▶ **Records for the task**:
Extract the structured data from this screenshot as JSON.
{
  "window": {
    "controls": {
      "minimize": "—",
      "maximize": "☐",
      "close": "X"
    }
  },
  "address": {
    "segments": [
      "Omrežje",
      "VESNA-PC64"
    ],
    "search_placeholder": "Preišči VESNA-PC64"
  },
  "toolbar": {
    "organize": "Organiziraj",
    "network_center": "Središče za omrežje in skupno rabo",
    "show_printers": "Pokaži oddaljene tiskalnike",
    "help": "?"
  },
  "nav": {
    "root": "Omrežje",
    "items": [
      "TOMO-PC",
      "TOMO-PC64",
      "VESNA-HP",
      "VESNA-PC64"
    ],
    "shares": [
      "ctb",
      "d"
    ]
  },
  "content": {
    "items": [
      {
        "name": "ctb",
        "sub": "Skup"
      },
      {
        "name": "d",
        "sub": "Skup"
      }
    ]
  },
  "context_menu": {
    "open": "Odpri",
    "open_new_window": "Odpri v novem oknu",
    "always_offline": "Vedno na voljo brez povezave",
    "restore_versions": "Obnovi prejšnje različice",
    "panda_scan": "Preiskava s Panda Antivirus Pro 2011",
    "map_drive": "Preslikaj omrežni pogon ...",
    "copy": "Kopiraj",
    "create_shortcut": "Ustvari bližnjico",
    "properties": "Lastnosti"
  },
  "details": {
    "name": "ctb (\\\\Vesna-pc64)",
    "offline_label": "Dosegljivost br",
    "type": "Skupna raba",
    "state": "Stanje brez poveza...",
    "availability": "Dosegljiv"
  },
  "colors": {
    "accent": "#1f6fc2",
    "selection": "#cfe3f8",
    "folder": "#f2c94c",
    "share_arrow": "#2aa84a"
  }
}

▶ **Work to be completed**:
The full set of entries should appear again, unchanged, line by line.

▶ **Solved problem**:
Extract the structured data from this screenshot as JSON.
{
  "window": {
    "controls": {
      "minimize": "—",
      "maximize": "☐",
      "close": "X"
    }
  },
  "address": {
    "segments": [
      "Omrežje",
      "VESNA-PC64"
    ],
    "search_placeholder": "Preišči VESNA-PC64"
  },
  "toolbar": {
    "organize": "Organiziraj",
    "network_center": "Središče za omrežje in skupno rabo",
    "show_printers": "Pokaži oddaljene tiskalnike",
    "help": "?"
  },
  "nav": {
    "root": "Omrežje",
    "items": [
      "TOMO-PC",
      "TOMO-PC64",
      "VESNA-HP",
      "VESNA-PC64"
    ],
    "shares": [
      "ctb",
      "d"
    ]
  },
  "content": {
    "items": [
      {
        "name": "ctb",
        "sub": "Skup"
      },
      {
        "name": "d",
        "sub": "Skup"
      }
    ]
  },
  "context_menu": {
    "open": "Odpri",
    "open_new_window": "Odpri v novem oknu",
    "always_offline": "Vedno na voljo brez povezave",
    "restore_versions": "Obnovi prejšnje različice",
    "panda_scan": "Preiskava s Panda Antivirus Pro 2011",
    "map_drive": "Preslikaj omrežni pogon ...",
    "copy": "Kopiraj",
    "create_shortcut": "Ustvari bližnjico",
    "properties": "Lastnosti"
  },
  "details": {
    "name": "ctb (\\\\Vesna-pc64)",
    "offline_label": "Dosegljivost br",
    "type": "Skupna raba",
    "state": "Stanje brez poveza...",
    "availability": "Dosegljiv"
  },
  "colors": {
    "accent": "#1f6fc2",
    "selection": "#cfe3f8",
    "folder": "#f2c94c",
    "share_arrow": "#2aa84a"
  }
}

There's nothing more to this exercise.